INSTRUCTIONS FOR THE TASK: Of the lines in the entries, how many hold the word "structure"? Give that number alone.
**** DATASET ROWS
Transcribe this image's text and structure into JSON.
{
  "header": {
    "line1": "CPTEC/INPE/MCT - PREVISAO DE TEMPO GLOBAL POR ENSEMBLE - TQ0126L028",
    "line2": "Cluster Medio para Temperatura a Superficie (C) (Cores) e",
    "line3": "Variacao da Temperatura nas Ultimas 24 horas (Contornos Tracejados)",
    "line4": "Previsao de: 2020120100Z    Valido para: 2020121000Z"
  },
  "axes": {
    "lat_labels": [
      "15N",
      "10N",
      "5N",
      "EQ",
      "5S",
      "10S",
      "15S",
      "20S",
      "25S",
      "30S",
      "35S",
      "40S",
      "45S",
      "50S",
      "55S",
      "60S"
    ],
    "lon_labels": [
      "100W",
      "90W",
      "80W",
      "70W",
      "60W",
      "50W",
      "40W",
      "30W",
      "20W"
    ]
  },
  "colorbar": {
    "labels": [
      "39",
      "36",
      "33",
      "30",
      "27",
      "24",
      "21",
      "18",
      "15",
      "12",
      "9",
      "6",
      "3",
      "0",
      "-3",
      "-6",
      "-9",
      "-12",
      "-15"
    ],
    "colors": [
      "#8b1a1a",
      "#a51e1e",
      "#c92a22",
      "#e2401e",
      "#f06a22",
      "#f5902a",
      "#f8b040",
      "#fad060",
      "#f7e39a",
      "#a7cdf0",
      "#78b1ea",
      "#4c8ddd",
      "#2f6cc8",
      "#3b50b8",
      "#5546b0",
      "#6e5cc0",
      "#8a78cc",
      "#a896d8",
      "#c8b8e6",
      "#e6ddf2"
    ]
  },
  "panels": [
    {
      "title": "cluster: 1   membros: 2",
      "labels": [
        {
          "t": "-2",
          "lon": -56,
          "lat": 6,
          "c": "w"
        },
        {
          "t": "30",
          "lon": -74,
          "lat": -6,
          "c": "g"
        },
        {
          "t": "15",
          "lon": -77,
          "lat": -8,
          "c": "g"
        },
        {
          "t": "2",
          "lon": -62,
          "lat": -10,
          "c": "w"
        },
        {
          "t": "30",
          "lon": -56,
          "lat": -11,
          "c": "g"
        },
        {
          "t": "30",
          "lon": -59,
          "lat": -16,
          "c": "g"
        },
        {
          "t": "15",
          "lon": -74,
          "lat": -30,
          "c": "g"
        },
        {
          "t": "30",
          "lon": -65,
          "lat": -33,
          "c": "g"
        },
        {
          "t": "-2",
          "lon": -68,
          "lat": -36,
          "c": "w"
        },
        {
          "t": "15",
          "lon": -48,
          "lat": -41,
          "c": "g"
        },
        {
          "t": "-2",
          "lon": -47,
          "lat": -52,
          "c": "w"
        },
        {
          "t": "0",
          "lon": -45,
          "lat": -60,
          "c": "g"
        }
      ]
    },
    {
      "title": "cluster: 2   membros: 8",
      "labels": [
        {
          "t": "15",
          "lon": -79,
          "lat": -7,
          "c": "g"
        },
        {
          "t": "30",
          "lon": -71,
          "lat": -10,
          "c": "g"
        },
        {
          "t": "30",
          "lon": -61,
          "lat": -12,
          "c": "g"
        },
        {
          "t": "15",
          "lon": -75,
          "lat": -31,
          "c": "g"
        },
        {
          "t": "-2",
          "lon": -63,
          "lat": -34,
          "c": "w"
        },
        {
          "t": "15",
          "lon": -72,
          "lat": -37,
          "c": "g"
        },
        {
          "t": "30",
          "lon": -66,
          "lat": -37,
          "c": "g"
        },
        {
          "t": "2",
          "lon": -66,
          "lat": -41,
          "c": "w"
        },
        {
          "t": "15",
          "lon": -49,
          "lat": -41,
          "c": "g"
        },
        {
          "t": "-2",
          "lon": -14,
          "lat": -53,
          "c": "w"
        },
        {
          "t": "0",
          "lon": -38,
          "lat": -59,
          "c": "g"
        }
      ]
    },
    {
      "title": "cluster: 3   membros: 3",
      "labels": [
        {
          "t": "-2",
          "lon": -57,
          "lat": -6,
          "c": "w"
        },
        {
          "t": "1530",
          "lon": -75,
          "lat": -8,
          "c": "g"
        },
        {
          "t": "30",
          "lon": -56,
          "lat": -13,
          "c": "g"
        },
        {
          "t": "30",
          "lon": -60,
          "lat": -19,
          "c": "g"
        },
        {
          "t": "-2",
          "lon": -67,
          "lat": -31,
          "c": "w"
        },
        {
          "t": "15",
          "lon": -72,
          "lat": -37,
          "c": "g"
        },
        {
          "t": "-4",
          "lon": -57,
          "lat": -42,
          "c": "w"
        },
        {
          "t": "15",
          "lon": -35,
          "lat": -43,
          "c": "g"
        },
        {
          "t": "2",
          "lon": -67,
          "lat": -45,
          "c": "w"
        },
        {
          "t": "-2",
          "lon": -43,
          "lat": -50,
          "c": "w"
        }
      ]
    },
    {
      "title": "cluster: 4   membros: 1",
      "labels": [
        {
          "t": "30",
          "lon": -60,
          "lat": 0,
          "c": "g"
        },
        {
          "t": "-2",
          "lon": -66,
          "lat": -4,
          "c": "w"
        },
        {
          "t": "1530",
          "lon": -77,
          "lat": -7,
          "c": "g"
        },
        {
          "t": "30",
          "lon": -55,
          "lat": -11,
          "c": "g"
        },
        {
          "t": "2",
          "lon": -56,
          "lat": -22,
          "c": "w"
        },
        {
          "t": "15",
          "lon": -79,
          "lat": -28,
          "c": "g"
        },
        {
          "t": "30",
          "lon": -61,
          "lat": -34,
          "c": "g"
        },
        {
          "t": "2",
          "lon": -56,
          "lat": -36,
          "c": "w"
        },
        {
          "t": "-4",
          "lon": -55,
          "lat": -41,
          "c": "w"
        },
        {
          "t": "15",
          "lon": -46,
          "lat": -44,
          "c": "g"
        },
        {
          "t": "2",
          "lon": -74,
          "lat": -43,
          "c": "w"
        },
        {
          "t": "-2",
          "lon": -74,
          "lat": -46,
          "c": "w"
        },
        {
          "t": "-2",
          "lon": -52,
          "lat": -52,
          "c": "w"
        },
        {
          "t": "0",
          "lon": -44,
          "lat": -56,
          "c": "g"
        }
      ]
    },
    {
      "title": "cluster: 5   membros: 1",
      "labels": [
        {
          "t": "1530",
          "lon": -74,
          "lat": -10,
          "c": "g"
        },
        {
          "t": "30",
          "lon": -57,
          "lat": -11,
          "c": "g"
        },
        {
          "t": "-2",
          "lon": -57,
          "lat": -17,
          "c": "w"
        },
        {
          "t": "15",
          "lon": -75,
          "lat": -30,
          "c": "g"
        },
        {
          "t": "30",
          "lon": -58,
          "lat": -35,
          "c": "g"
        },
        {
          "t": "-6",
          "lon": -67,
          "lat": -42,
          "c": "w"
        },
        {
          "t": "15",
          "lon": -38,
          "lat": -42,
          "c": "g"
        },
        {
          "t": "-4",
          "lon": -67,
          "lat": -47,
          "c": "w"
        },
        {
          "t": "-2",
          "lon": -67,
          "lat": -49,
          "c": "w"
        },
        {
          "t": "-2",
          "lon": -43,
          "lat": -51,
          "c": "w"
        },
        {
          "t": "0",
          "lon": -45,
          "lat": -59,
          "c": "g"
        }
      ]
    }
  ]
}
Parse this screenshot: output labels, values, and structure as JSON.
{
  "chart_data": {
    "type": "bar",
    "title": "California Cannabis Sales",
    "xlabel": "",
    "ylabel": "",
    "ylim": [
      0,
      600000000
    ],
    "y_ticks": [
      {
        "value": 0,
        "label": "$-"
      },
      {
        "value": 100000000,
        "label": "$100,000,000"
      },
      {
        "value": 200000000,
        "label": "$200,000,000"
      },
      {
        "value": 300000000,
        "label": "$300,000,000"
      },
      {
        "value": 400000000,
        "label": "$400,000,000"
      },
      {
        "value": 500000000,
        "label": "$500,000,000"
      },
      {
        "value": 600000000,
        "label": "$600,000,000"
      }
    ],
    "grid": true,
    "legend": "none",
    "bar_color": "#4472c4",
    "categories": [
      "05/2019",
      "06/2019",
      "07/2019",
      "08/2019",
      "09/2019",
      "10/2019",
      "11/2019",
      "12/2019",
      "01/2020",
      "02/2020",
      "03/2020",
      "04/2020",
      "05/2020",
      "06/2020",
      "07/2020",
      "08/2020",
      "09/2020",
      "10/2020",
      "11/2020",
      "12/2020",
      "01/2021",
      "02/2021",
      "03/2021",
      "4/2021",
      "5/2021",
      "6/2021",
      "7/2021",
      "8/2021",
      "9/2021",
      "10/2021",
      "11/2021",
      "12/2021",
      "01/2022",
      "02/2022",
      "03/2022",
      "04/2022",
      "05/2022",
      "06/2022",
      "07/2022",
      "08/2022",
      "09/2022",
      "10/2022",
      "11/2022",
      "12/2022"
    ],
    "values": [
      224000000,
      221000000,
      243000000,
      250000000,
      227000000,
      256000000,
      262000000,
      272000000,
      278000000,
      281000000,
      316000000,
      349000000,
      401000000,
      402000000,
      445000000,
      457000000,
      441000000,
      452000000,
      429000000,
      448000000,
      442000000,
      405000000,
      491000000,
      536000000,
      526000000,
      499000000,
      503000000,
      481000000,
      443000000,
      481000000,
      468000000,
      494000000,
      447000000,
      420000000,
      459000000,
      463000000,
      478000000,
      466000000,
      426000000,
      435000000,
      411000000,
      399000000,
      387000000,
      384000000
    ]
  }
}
********
WRITTEN ANSWER: 2